* _Task statement_
Copy every line of the listing that holds the string "name".

* _Exercise data_

::::::::

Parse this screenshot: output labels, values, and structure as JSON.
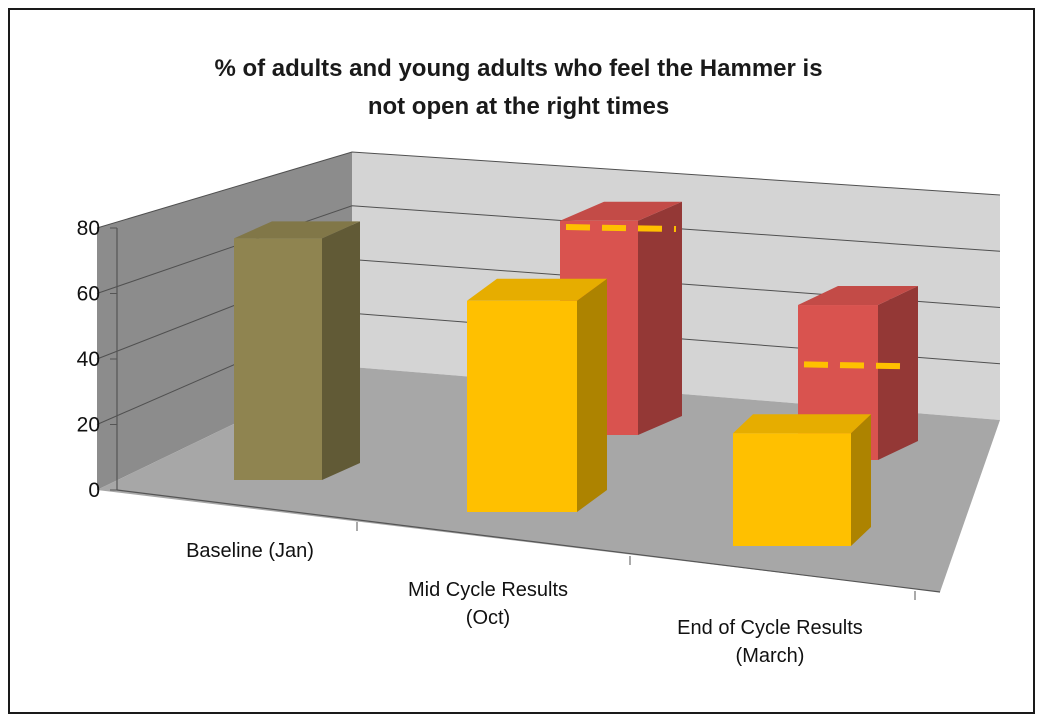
{
  "chart_data": {
    "type": "bar",
    "title_lines": [
      "% of adults and young adults who feel the Hammer is",
      "not open at the right times"
    ],
    "categories": [
      [
        "Baseline (Jan)"
      ],
      [
        "Mid Cycle Results",
        "(Oct)"
      ],
      [
        "End of Cycle Results",
        "(March)"
      ]
    ],
    "yticks": [
      "0",
      "20",
      "40",
      "60",
      "80"
    ],
    "ylim": [
      0,
      80
    ],
    "grid": true,
    "series": [
      {
        "values": [
          73,
          64,
          40
        ],
        "colors": [
          "#8f8450",
          "#ffc000",
          "#ffc000"
        ]
      },
      {
        "values": [
          null,
          68,
          54
        ],
        "colors": [
          "#d9534f",
          "#d9534f",
          "#d9534f"
        ],
        "markers": [
          null,
          63,
          30
        ]
      }
    ]
  }
}
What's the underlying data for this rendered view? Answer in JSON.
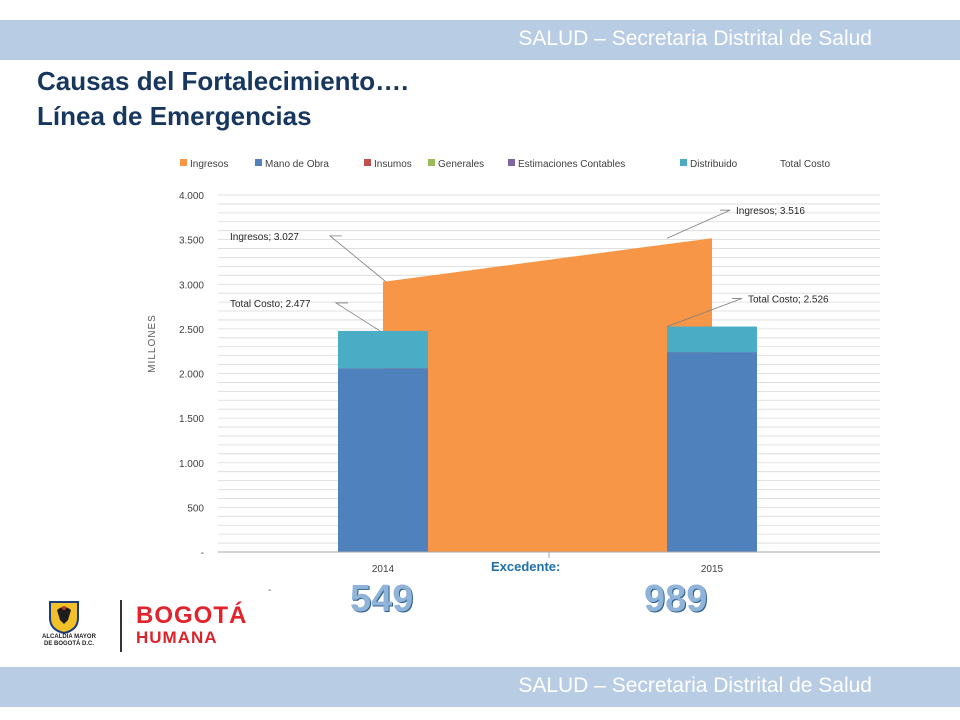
{
  "header": {
    "banner_text": "SALUD – Secretaria Distrital de Salud"
  },
  "footer": {
    "banner_text": "SALUD – Secretaria Distrital de Salud"
  },
  "title": {
    "line1": "Causas del Fortalecimiento….",
    "line2": "Línea de Emergencias"
  },
  "excedente": {
    "label": "Excedente:",
    "value_2014": "549",
    "value_2015": "989"
  },
  "logos": {
    "crest_text_line1": "ALCALDÍA MAYOR",
    "crest_text_line2": "DE BOGOTÁ D.C.",
    "bogota_text": "BOGOTÁ",
    "humana_text": "HUMANA"
  },
  "colors": {
    "banner": "#b8cce4",
    "title": "#17375e",
    "ingresos": "#f79646",
    "mano_de_obra": "#4f81bd",
    "insumos": "#c0504d",
    "generales": "#9bbb59",
    "estimaciones": "#8064a2",
    "distribuido": "#4bacc6"
  },
  "chart_data": {
    "type": "bar",
    "categories": [
      "2014",
      "2015"
    ],
    "ylabel": "MILLONES",
    "ylim": [
      0,
      4000
    ],
    "yticks": [
      0,
      500,
      1000,
      1500,
      2000,
      2500,
      3000,
      3500,
      4000
    ],
    "ytick_labels": [
      "-",
      "500",
      "1.000",
      "1.500",
      "2.000",
      "2.500",
      "3.000",
      "3.500",
      "4.000"
    ],
    "grid": true,
    "legend_position": "top",
    "legend": [
      "Ingresos",
      "Mano de Obra",
      "Insumos",
      "Generales",
      "Estimaciones Contables",
      "Distribuido",
      "Total Costo"
    ],
    "series": [
      {
        "name": "Ingresos",
        "type": "area",
        "values": [
          3027,
          3516
        ],
        "color": "#f79646"
      },
      {
        "name": "Mano de Obra",
        "type": "bar",
        "values": [
          2060,
          2240
        ],
        "color": "#4f81bd"
      },
      {
        "name": "Insumos",
        "type": "bar",
        "values": [
          0,
          0
        ],
        "color": "#c0504d"
      },
      {
        "name": "Generales",
        "type": "bar",
        "values": [
          0,
          0
        ],
        "color": "#9bbb59"
      },
      {
        "name": "Estimaciones Contables",
        "type": "bar",
        "values": [
          0,
          0
        ],
        "color": "#8064a2"
      },
      {
        "name": "Distribuido",
        "type": "bar",
        "values": [
          417,
          286
        ],
        "color": "#4bacc6"
      },
      {
        "name": "Total Costo",
        "type": "line",
        "values": [
          2477,
          2526
        ]
      }
    ],
    "annotations": [
      {
        "text": "Ingresos; 3.027",
        "category": "2014",
        "value": 3027
      },
      {
        "text": "Ingresos; 3.516",
        "category": "2015",
        "value": 3516
      },
      {
        "text": "Total Costo; 2.477",
        "category": "2014",
        "value": 2477
      },
      {
        "text": "Total Costo; 2.526",
        "category": "2015",
        "value": 2526
      }
    ]
  }
}
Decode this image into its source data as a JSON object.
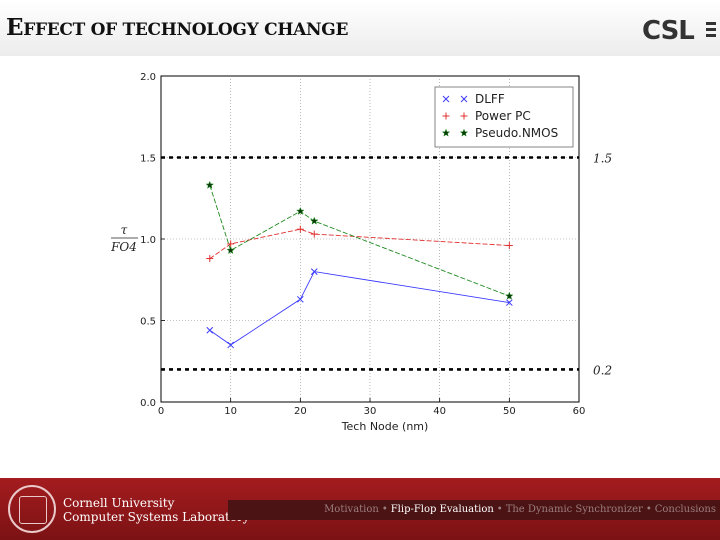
{
  "header": {
    "title_first_letter": "E",
    "title_rest": "FFECT OF TECHNOLOGY CHANGE",
    "logo_text": "CSL"
  },
  "footer": {
    "university": "Cornell University",
    "lab": "Computer Systems Laboratory",
    "nav": [
      {
        "label": "Motivation",
        "active": false
      },
      {
        "label": "Flip-Flop Evaluation",
        "active": true
      },
      {
        "label": "The Dynamic Synchronizer",
        "active": false
      },
      {
        "label": "Conclusions",
        "active": false
      }
    ],
    "separator": "•"
  },
  "chart_data": {
    "type": "line",
    "xlabel": "Tech Node (nm)",
    "ylabel_num": "τ",
    "ylabel_den": "FO4",
    "xlim": [
      0,
      60
    ],
    "ylim": [
      0.0,
      2.0
    ],
    "xticks": [
      0,
      10,
      20,
      30,
      40,
      50,
      60
    ],
    "xtick_labels": [
      "0",
      "10",
      "20",
      "30",
      "40",
      "50",
      "60"
    ],
    "yticks": [
      0.0,
      0.5,
      1.0,
      1.5,
      2.0
    ],
    "ytick_labels": [
      "0.0",
      "0.5",
      "1.0",
      "1.5",
      "2.0"
    ],
    "grid": true,
    "legend_position": "top-right",
    "series": [
      {
        "name": "DLFF",
        "color": "#3b3bff",
        "marker": "x",
        "x": [
          7,
          10,
          20,
          22,
          50
        ],
        "y": [
          0.44,
          0.35,
          0.63,
          0.8,
          0.61
        ]
      },
      {
        "name": "Power PC",
        "color": "#e03030",
        "marker": "+",
        "x": [
          7,
          10,
          20,
          22,
          50
        ],
        "y": [
          0.88,
          0.97,
          1.06,
          1.03,
          0.96
        ]
      },
      {
        "name": "Pseudo.NMOS",
        "color": "#1f8a1f",
        "marker": "star",
        "x": [
          7,
          10,
          20,
          22,
          50
        ],
        "y": [
          1.33,
          0.93,
          1.17,
          1.11,
          0.65
        ]
      }
    ],
    "reference_lines": [
      {
        "y": 1.5,
        "label": "1.5"
      },
      {
        "y": 0.2,
        "label": "0.2"
      }
    ]
  }
}
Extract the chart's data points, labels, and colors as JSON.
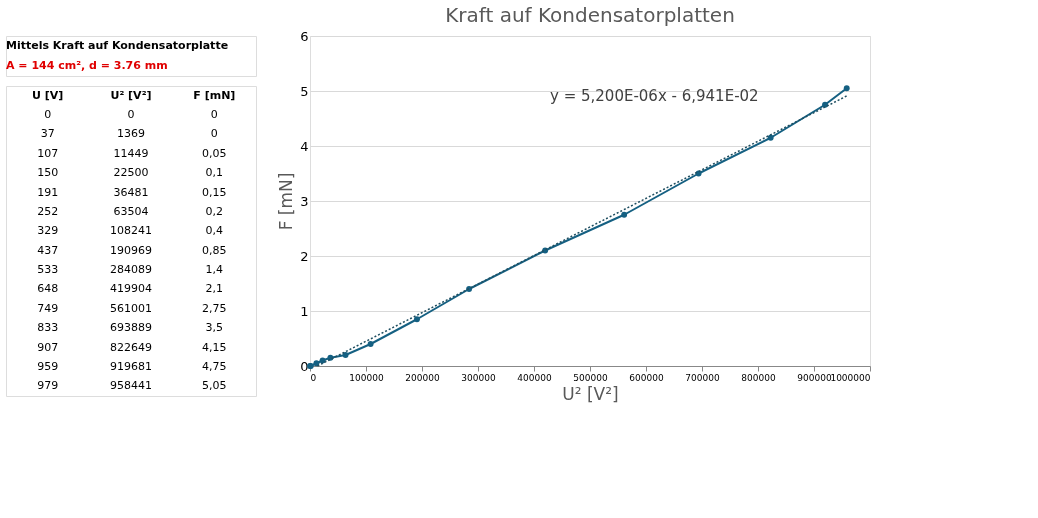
{
  "chart_data": {
    "type": "line",
    "title": "Kraft auf Kondensatorplatten",
    "xlabel": "U² [V²]",
    "ylabel": "F [mN]",
    "x": [
      0,
      1369,
      11449,
      22500,
      36481,
      63504,
      108241,
      190969,
      284089,
      419904,
      561001,
      693889,
      822649,
      919681,
      958441
    ],
    "series": [
      {
        "color": "#156082",
        "marker": "circle",
        "line_style": "solid",
        "values": [
          0,
          0,
          0.05,
          0.1,
          0.15,
          0.2,
          0.4,
          0.85,
          1.4,
          2.1,
          2.75,
          3.5,
          4.15,
          4.75,
          5.05
        ]
      },
      {
        "type": "line",
        "color": "#1f4e60",
        "marker": "none",
        "line_style": "dotted",
        "x": [
          13349,
          958441
        ],
        "values": [
          0,
          4.91
        ]
      }
    ],
    "xlim": [
      0,
      1000000
    ],
    "xticks": [
      0,
      100000,
      200000,
      300000,
      400000,
      500000,
      600000,
      700000,
      800000,
      900000,
      1000000
    ],
    "ylim": [
      0,
      6
    ],
    "yticks": [
      0,
      1,
      2,
      3,
      4,
      5,
      6
    ],
    "grid": "y",
    "annotations": [
      "y = 5,200E-06x - 6,941E-02",
      "Mittels Kraft auf Kondensatorplatte",
      "A = 144 cm², d = 3.76 mm",
      "U [V]",
      "U² [V²]",
      "F [mN]",
      "0",
      "0",
      "0",
      "37",
      "1369",
      "0",
      "107",
      "11449",
      "0,05",
      "150",
      "22500",
      "0,1",
      "191",
      "36481",
      "0,15",
      "252",
      "63504",
      "0,2",
      "329",
      "108241",
      "0,4",
      "437",
      "190969",
      "0,85",
      "533",
      "284089",
      "1,4",
      "648",
      "419904",
      "2,1",
      "749",
      "561001",
      "2,75",
      "833",
      "693889",
      "3,5",
      "907",
      "822649",
      "4,15",
      "959",
      "919681",
      "4,75",
      "979",
      "958441",
      "5,05"
    ]
  }
}
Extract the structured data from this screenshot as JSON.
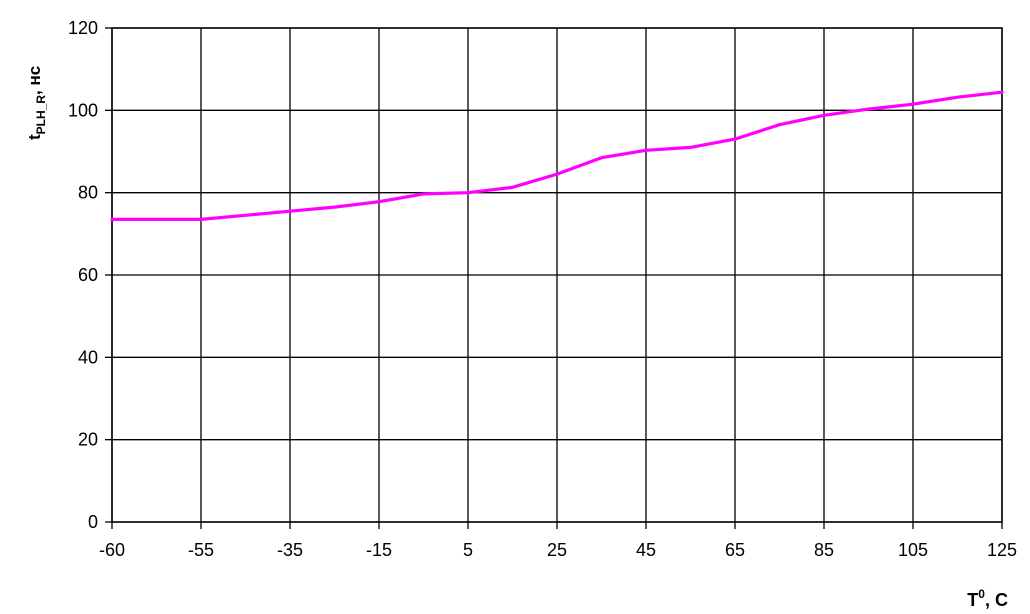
{
  "chart_data": {
    "type": "line",
    "ylabel": {
      "main": "t",
      "sub": "PLH_R",
      "unit": ", нс"
    },
    "xlabel": {
      "main": "T",
      "sup": "0",
      "unit": ", C"
    },
    "categories": [
      "-60",
      "-55",
      "-35",
      "-15",
      "5",
      "25",
      "45",
      "65",
      "85",
      "105",
      "125"
    ],
    "ylim": [
      0,
      120
    ],
    "yticks": [
      "0",
      "20",
      "40",
      "60",
      "80",
      "100",
      "120"
    ],
    "grid": true,
    "series": [
      {
        "color": "#ff00ff",
        "x": [
          0,
          1,
          1.5,
          2,
          2.5,
          3,
          3.5,
          4,
          4.5,
          5,
          5.5,
          6,
          6.5,
          7,
          7.5,
          8,
          8.5,
          9,
          9.5,
          10
        ],
        "values": [
          73.5,
          73.5,
          74.5,
          75.5,
          76.5,
          77.8,
          79.7,
          80.0,
          81.3,
          84.5,
          88.5,
          90.3,
          91.0,
          93.0,
          96.5,
          98.8,
          100.3,
          101.5,
          103.2,
          104.4
        ]
      }
    ]
  }
}
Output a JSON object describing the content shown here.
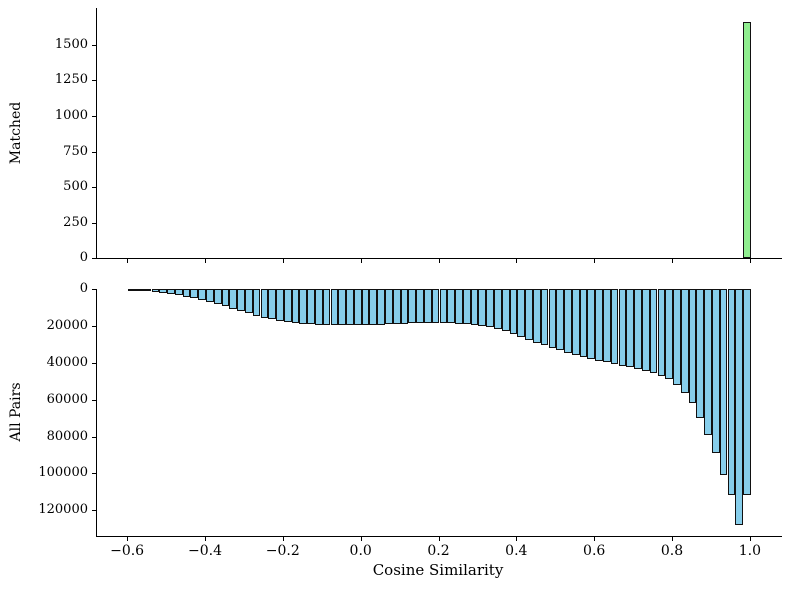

::::::::

* _The output_
        "name": "Ingresos",
        "name": "Mano de Obra",
        "name": "Insumos",
        "name": "Generales",
        "name": "Estimaciones Contables",
        "name": "Distribuido",
        "name": "Total Costo",
        "name": "DLFF",
        "name": "Power PC",
        "name": "Pseudo.NMOS",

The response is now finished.